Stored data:
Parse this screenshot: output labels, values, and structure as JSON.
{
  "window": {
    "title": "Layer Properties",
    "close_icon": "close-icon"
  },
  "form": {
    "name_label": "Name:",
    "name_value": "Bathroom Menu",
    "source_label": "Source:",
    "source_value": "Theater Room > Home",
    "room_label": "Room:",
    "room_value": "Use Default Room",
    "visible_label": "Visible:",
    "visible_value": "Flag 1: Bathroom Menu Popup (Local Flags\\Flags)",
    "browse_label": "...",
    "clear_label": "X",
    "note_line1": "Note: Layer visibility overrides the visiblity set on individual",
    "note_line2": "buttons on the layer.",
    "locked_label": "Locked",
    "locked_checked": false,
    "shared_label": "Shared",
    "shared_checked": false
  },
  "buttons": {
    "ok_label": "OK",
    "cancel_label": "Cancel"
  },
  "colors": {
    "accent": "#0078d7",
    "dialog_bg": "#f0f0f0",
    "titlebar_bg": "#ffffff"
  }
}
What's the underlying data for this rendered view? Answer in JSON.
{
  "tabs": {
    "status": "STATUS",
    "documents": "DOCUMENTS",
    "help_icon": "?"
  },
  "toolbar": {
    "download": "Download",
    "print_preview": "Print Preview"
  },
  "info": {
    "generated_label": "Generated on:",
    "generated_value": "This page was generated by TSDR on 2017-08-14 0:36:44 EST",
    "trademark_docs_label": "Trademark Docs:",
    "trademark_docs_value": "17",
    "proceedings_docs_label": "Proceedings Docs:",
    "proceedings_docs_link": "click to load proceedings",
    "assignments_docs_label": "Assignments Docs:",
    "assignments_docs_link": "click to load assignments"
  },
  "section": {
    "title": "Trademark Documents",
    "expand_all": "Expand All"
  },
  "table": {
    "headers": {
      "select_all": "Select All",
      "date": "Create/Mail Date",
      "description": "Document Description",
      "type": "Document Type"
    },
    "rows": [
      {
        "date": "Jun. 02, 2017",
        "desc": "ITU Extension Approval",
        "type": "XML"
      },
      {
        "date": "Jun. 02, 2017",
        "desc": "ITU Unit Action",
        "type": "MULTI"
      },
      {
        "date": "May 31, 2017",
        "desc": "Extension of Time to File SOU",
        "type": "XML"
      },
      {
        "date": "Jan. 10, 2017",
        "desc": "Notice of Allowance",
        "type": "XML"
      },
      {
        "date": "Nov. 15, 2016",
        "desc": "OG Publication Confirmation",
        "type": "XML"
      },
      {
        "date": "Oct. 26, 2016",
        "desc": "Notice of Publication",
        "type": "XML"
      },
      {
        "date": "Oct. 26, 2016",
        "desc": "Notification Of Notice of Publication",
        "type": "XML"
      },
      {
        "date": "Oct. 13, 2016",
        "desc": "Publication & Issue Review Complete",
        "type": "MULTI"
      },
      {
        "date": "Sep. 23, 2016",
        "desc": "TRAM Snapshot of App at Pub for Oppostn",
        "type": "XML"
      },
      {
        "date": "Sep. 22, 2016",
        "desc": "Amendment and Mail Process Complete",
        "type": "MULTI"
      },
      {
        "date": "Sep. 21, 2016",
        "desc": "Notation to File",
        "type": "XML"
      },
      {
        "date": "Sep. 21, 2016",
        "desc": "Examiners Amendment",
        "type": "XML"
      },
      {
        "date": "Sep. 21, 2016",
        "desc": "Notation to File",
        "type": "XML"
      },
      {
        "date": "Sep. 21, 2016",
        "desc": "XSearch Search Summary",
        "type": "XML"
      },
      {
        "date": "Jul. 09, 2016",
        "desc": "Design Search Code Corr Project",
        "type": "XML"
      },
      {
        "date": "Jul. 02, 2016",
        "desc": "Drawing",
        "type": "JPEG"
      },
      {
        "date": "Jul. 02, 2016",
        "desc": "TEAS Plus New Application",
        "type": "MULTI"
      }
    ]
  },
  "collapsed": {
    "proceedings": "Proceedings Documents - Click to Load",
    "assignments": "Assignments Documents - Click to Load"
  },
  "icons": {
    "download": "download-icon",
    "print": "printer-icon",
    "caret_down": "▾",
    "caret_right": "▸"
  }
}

» **Required task**: Repeat every record, keeping each word and mark exactly as it is.

» **Result**:
Parse this screenshot: output labels, values, and structure as JSON.
{
  "window": {
    "title": "Layer Properties",
    "close_icon": "close-icon"
  },
  "form": {
    "name_label": "Name:",
    "name_value": "Bathroom Menu",
    "source_label": "Source:",
    "source_value": "Theater Room > Home",
    "room_label": "Room:",
    "room_value": "Use Default Room",
    "visible_label": "Visible:",
    "visible_value": "Flag 1: Bathroom Menu Popup (Local Flags\\Flags)",
    "browse_label": "...",
    "clear_label": "X",
    "note_line1": "Note: Layer visibility overrides the visiblity set on individual",
    "note_line2": "buttons on the layer.",
    "locked_label": "Locked",
    "locked_checked": false,
    "shared_label": "Shared",
    "shared_checked": false
  },
  "buttons": {
    "ok_label": "OK",
    "cancel_label": "Cancel"
  },
  "colors": {
    "accent": "#0078d7",
    "dialog_bg": "#f0f0f0",
    "titlebar_bg": "#ffffff"
  }
}
What's the underlying data for this rendered view? Answer in JSON.
{
  "tabs": {
    "status": "STATUS",
    "documents": "DOCUMENTS",
    "help_icon": "?"
  },
  "toolbar": {
    "download": "Download",
    "print_preview": "Print Preview"
  },
  "info": {
    "generated_label": "Generated on:",
    "generated_value": "This page was generated by TSDR on 2017-08-14 0:36:44 EST",
    "trademark_docs_label": "Trademark Docs:",
    "trademark_docs_value": "17",
    "proceedings_docs_label": "Proceedings Docs:",
    "proceedings_docs_link": "click to load proceedings",
    "assignments_docs_label": "Assignments Docs:",
    "assignments_docs_link": "click to load assignments"
  },
  "section": {
    "title": "Trademark Documents",
    "expand_all": "Expand All"
  },
  "table": {
    "headers": {
      "select_all": "Select All",
      "date": "Create/Mail Date",
      "description": "Document Description",
      "type": "Document Type"
    },
    "rows": [
      {
        "date": "Jun. 02, 2017",
        "desc": "ITU Extension Approval",
        "type": "XML"
      },
      {
        "date": "Jun. 02, 2017",
        "desc": "ITU Unit Action",
        "type": "MULTI"
      },
      {
        "date": "May 31, 2017",
        "desc": "Extension of Time to File SOU",
        "type": "XML"
      },
      {
        "date": "Jan. 10, 2017",
        "desc": "Notice of Allowance",
        "type": "XML"
      },
      {
        "date": "Nov. 15, 2016",
        "desc": "OG Publication Confirmation",
        "type": "XML"
      },
      {
        "date": "Oct. 26, 2016",
        "desc": "Notice of Publication",
        "type": "XML"
      },
      {
        "date": "Oct. 26, 2016",
        "desc": "Notification Of Notice of Publication",
        "type": "XML"
      },
      {
        "date": "Oct. 13, 2016",
        "desc": "Publication & Issue Review Complete",
        "type": "MULTI"
      },
      {
        "date": "Sep. 23, 2016",
        "desc": "TRAM Snapshot of App at Pub for Oppostn",
        "type": "XML"
      },
      {
        "date": "Sep. 22, 2016",
        "desc": "Amendment and Mail Process Complete",
        "type": "MULTI"
      },
      {
        "date": "Sep. 21, 2016",
        "desc": "Notation to File",
        "type": "XML"
      },
      {
        "date": "Sep. 21, 2016",
        "desc": "Examiners Amendment",
        "type": "XML"
      },
      {
        "date": "Sep. 21, 2016",
        "desc": "Notation to File",
        "type": "XML"
      },
      {
        "date": "Sep. 21, 2016",
        "desc": "XSearch Search Summary",
        "type": "XML"
      },
      {
        "date": "Jul. 09, 2016",
        "desc": "Design Search Code Corr Project",
        "type": "XML"
      },
      {
        "date": "Jul. 02, 2016",
        "desc": "Drawing",
        "type": "JPEG"
      },
      {
        "date": "Jul. 02, 2016",
        "desc": "TEAS Plus New Application",
        "type": "MULTI"
      }
    ]
  },
  "collapsed": {
    "proceedings": "Proceedings Documents - Click to Load",
    "assignments": "Assignments Documents - Click to Load"
  },
  "icons": {
    "download": "download-icon",
    "print": "printer-icon",
    "caret_down": "▾",
    "caret_right": "▸"
  }
}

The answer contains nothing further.